_SET PROBLEM_. Reproduce word for word the part of the London poverty mapping post starting with "But thanks to" and going on through "it completely right!)".

A week ago I saw this tweet
Mapping how poverty in London changed from 2008 to 2013 ••• pic.twitter.com/Xr4mxzWUZy
— Barry Quirk (@BarryQuirk1) July 18, 2016
I couldn’t get any sense of what change had taken place or how the 2 maps compared, so I replied
— (((Steven Feldman))) (@StevenFeldman) July 19, 2016
Then I thought to myself, why don’t I try to make a more useful map? What follows is a summary of what I did, what worked, what didn’t. Hopefully it will be useful to someone and possibly a better map maker may even come up with a better way of doing this.
I couldn’t find the CASE UMBR data set that Barry had used. That was probably a good thing as Lower Super Output Areas (even just for London) is quite a large data set.
But thanks to The London DataStore it wasn’t hard to find some data on poverty in London. I downloaded:
There are 2 sets of boundary files because at some stage the boundaries changed (this was a source of confusion, data wrangling and I’m not sure if I have got it completely right!)
The starting point was to have a look at the data
- There is a tab for each year (plus one for metadata)
- The ward classifications changed in 2008 and then there seem to have been some further changes in boundaries after 2011. I decided that I would focus on the changes in Child Poverty for under 16 year olds between 2008 and 2013.
- There is some regional and borough data at the top of each tab which I deleted (and saved as a separate spreadsheet, just in case)
- I deleted the columns that I didn’t need
- I cleaned up the header row and created shorter field names
Sounds easy? Yes, but QGIS doesn’t handle spreadsheet imports as elegantly as one might hope 🙁 The problem was that the %age of children in each ward in poverty came through as a string not a number which meant that I couldn’t do any calculations on it. I tried everything I could think of xls, xlsx, changing formats – nothing worked. I installed the Spreadsheet Layers plugin for QGIS which made things better, the results were still rather flaky but they sort of worked.

_SUPPLIED DATA_.
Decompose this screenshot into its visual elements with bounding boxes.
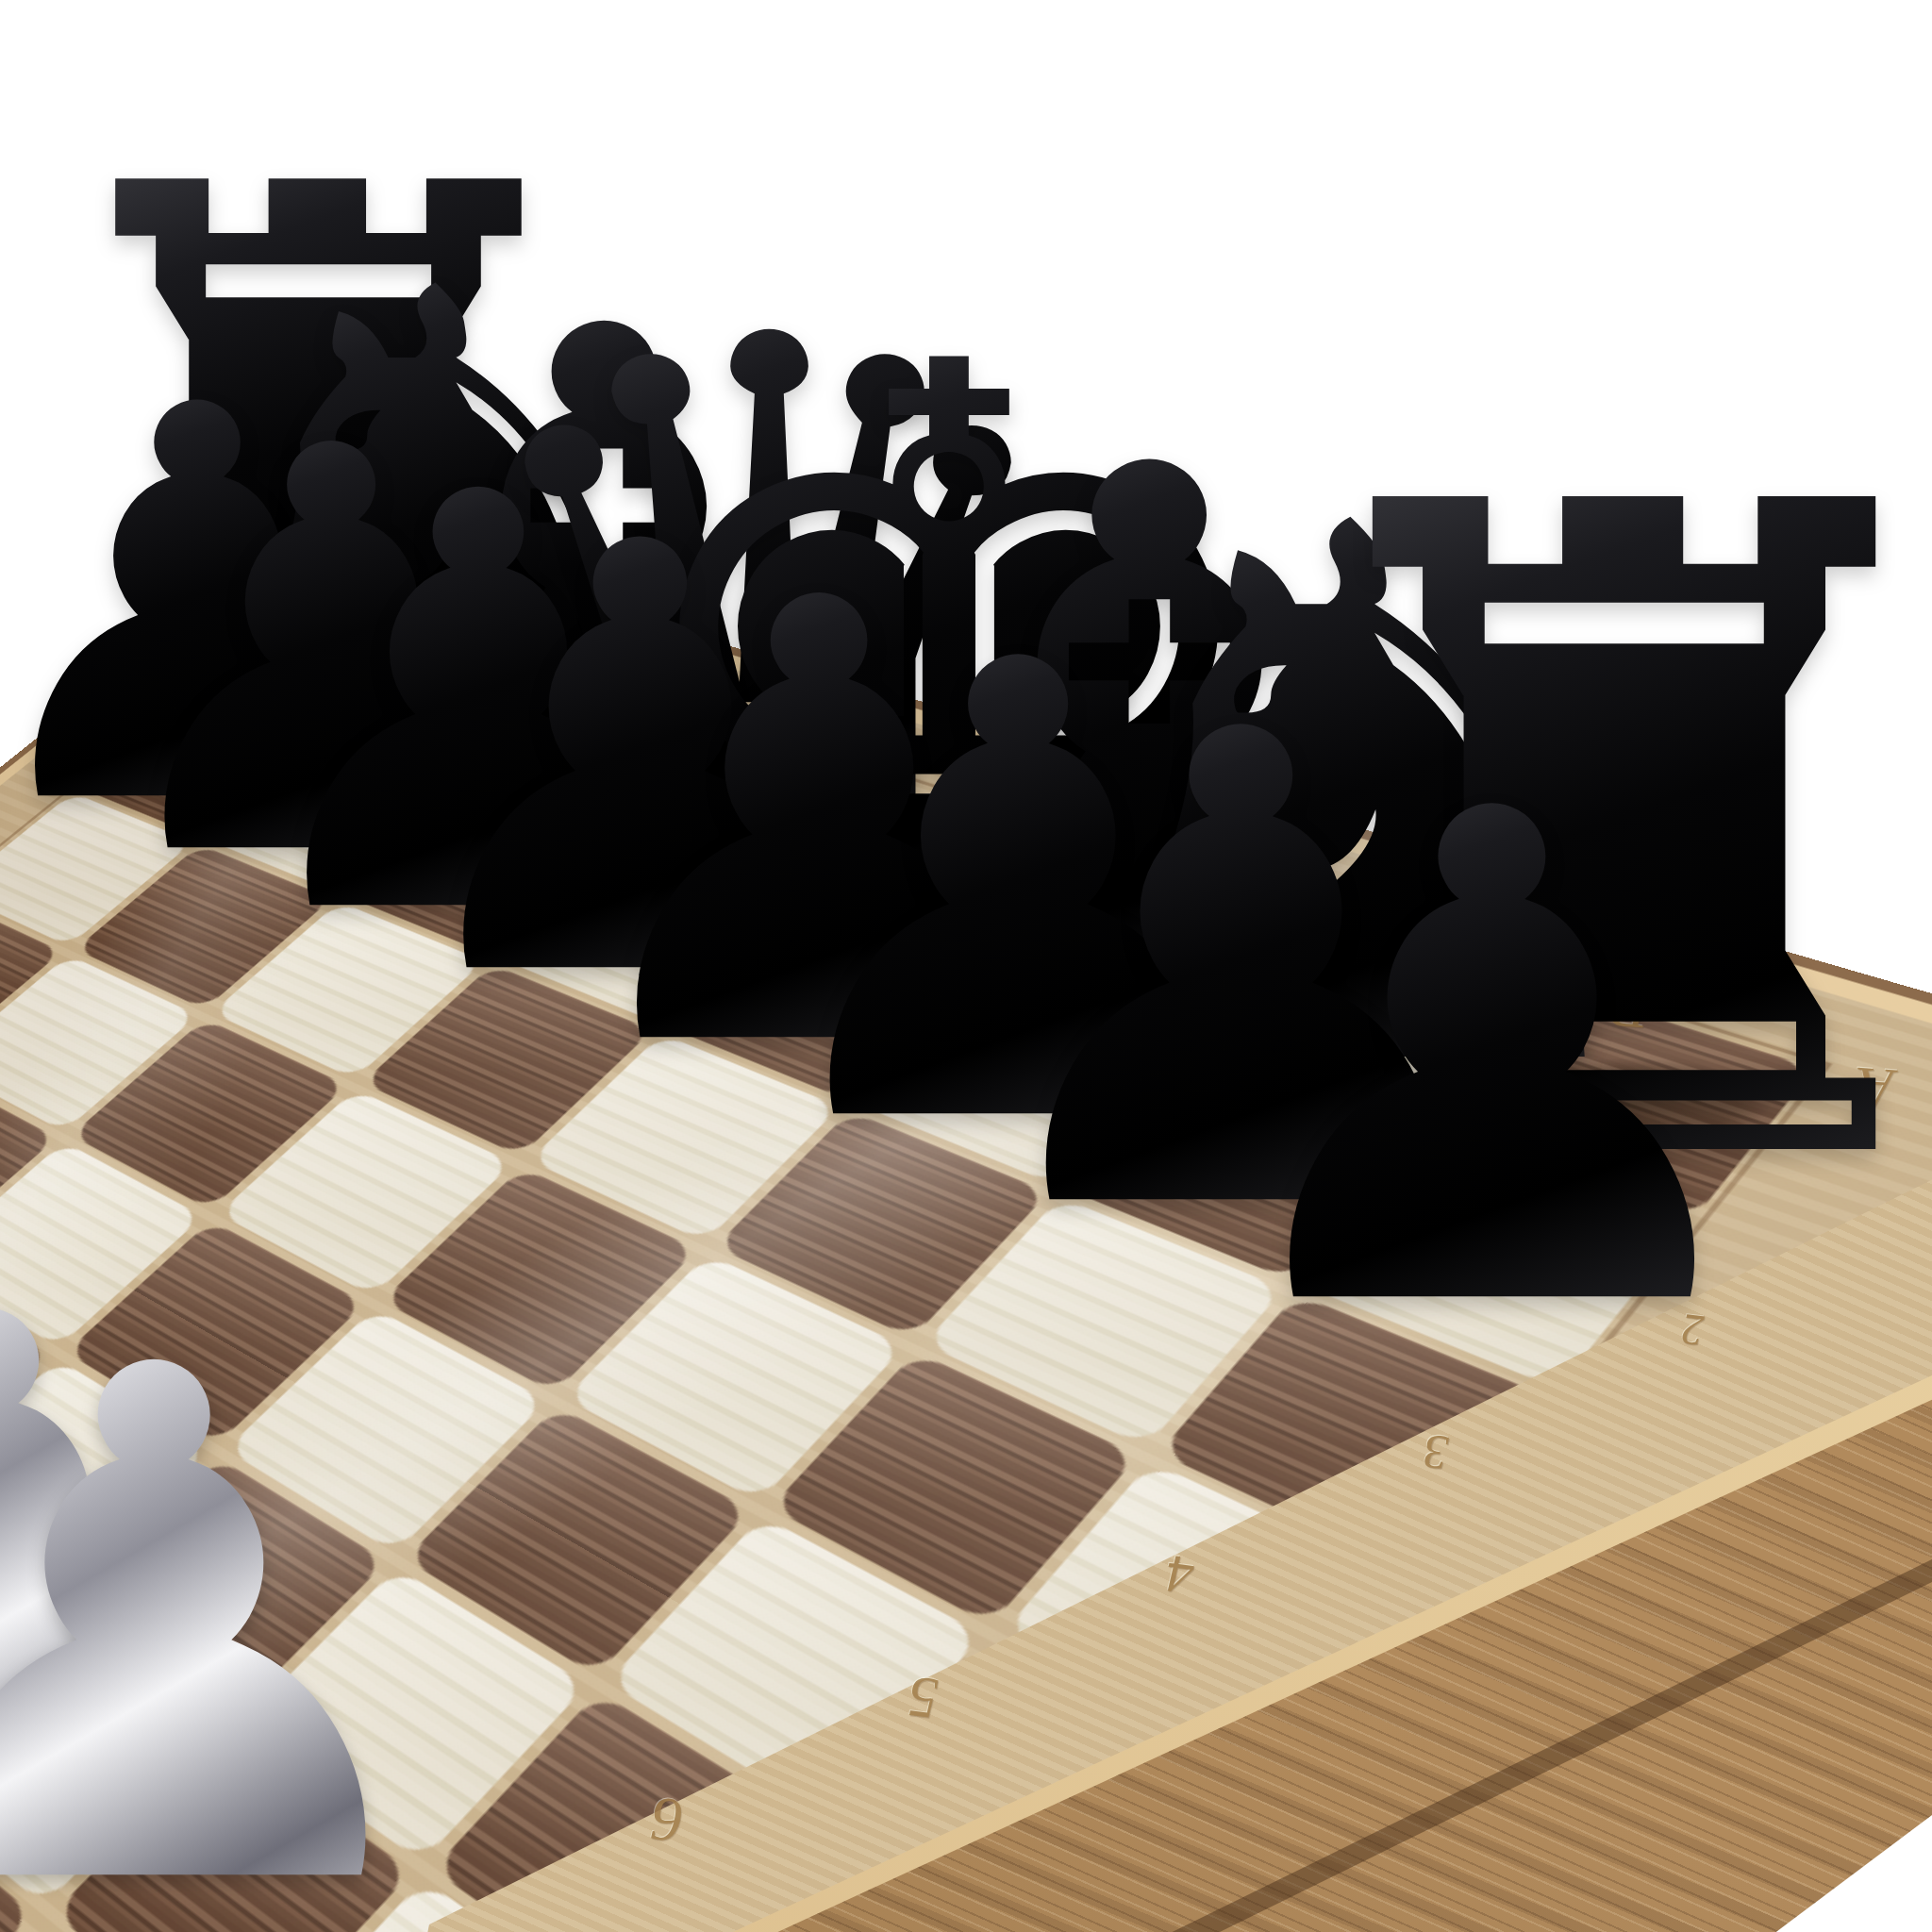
piece-black-pawn-h7[interactable]: ♟ xyxy=(1155,724,1830,1400)
piece-white-pawn-d3[interactable]: ♟ xyxy=(0,1277,508,1932)
product-photo-stage: 123456BA ♜♞♝♟♛♟♟♚♟♝♟♞♟♜♟♟♟♟ xyxy=(0,0,1932,1932)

_SOLUTION TO THIS PROBLEM_.
But thanks to The London DataStore it wasn’t hard to find some data on poverty in London. I downloaded:
There are 2 sets of boundary files because at some stage the boundaries changed (this was a source of confusion, data wrangling and I’m not sure if I have got it completely right!)